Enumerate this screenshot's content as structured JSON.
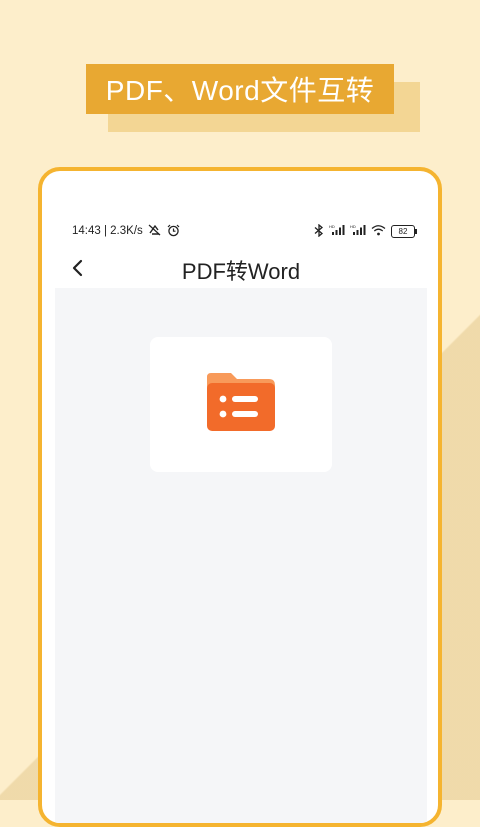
{
  "banner": {
    "title": "PDF、Word文件互转"
  },
  "statusbar": {
    "time_speed": "14:43 | 2.3K/s",
    "battery": "82",
    "icons": [
      "mute-icon",
      "alarm-icon",
      "bluetooth-icon",
      "signal-icon",
      "signal-icon",
      "wifi-icon",
      "battery-icon"
    ]
  },
  "navbar": {
    "title": "PDF转Word",
    "back_icon": "chevron-left-icon"
  },
  "file_picker": {
    "icon": "folder-list-icon",
    "colors": {
      "folder": "#f26b2a",
      "folder_tab": "#f89a5a"
    }
  },
  "colors": {
    "background": "#fdeecb",
    "banner": "#e8a832",
    "phone_border": "#f5b430",
    "content_bg": "#f5f6f8"
  }
}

[Task prompt] Transcribe every entry word for word, but skip the pictures.

[Written answer]
Enumerate this screenshot's content as structured JSON.
{
  "banner": {
    "title": "PDF、Word文件互转"
  },
  "statusbar": {
    "time_speed": "14:43 | 2.3K/s",
    "battery": "82",
    "icons": [
      "mute-icon",
      "alarm-icon",
      "bluetooth-icon",
      "signal-icon",
      "signal-icon",
      "wifi-icon",
      "battery-icon"
    ]
  },
  "navbar": {
    "title": "PDF转Word",
    "back_icon": "chevron-left-icon"
  },
  "file_picker": {
    "icon": "folder-list-icon",
    "colors": {
      "folder": "#f26b2a",
      "folder_tab": "#f89a5a"
    }
  },
  "colors": {
    "background": "#fdeecb",
    "banner": "#e8a832",
    "phone_border": "#f5b430",
    "content_bg": "#f5f6f8"
  }
}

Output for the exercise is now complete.